- **REQUIREMENTS**:
Retype all of the data exactly as given.

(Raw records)
((

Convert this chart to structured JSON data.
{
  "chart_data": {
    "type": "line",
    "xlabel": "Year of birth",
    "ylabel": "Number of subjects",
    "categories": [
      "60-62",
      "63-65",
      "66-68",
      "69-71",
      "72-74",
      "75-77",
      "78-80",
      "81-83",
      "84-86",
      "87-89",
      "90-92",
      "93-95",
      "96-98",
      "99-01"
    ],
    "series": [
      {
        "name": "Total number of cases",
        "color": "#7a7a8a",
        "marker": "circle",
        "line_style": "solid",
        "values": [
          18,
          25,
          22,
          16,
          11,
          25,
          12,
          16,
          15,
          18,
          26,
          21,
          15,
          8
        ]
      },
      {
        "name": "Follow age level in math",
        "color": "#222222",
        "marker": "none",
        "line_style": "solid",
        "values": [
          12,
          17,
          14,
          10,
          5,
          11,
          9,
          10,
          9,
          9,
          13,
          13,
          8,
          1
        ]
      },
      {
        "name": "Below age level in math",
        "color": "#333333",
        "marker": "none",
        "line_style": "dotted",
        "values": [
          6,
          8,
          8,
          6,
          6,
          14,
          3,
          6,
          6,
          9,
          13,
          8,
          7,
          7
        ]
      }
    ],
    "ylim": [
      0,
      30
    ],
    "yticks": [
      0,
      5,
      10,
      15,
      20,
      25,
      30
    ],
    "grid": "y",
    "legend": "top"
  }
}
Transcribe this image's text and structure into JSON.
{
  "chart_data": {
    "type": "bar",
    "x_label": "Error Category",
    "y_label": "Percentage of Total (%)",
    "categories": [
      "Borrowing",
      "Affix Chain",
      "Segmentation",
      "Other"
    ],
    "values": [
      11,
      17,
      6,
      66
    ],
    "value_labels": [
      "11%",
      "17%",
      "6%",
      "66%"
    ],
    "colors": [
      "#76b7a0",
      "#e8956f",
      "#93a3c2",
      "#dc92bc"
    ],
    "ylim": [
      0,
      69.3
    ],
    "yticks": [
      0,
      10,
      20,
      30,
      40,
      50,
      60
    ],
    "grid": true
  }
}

))

- **RESULT**:
Convert this chart to structured JSON data.
{
  "chart_data": {
    "type": "line",
    "xlabel": "Year of birth",
    "ylabel": "Number of subjects",
    "categories": [
      "60-62",
      "63-65",
      "66-68",
      "69-71",
      "72-74",
      "75-77",
      "78-80",
      "81-83",
      "84-86",
      "87-89",
      "90-92",
      "93-95",
      "96-98",
      "99-01"
    ],
    "series": [
      {
        "name": "Total number of cases",
        "color": "#7a7a8a",
        "marker": "circle",
        "line_style": "solid",
        "values": [
          18,
          25,
          22,
          16,
          11,
          25,
          12,
          16,
          15,
          18,
          26,
          21,
          15,
          8
        ]
      },
      {
        "name": "Follow age level in math",
        "color": "#222222",
        "marker": "none",
        "line_style": "solid",
        "values": [
          12,
          17,
          14,
          10,
          5,
          11,
          9,
          10,
          9,
          9,
          13,
          13,
          8,
          1
        ]
      },
      {
        "name": "Below age level in math",
        "color": "#333333",
        "marker": "none",
        "line_style": "dotted",
        "values": [
          6,
          8,
          8,
          6,
          6,
          14,
          3,
          6,
          6,
          9,
          13,
          8,
          7,
          7
        ]
      }
    ],
    "ylim": [
      0,
      30
    ],
    "yticks": [
      0,
      5,
      10,
      15,
      20,
      25,
      30
    ],
    "grid": "y",
    "legend": "top"
  }
}
Transcribe this image's text and structure into JSON.
{
  "chart_data": {
    "type": "bar",
    "x_label": "Error Category",
    "y_label": "Percentage of Total (%)",
    "categories": [
      "Borrowing",
      "Affix Chain",
      "Segmentation",
      "Other"
    ],
    "values": [
      11,
      17,
      6,
      66
    ],
    "value_labels": [
      "11%",
      "17%",
      "6%",
      "66%"
    ],
    "colors": [
      "#76b7a0",
      "#e8956f",
      "#93a3c2",
      "#dc92bc"
    ],
    "ylim": [
      0,
      69.3
    ],
    "yticks": [
      0,
      10,
      20,
      30,
      40,
      50,
      60
    ],
    "grid": true
  }
}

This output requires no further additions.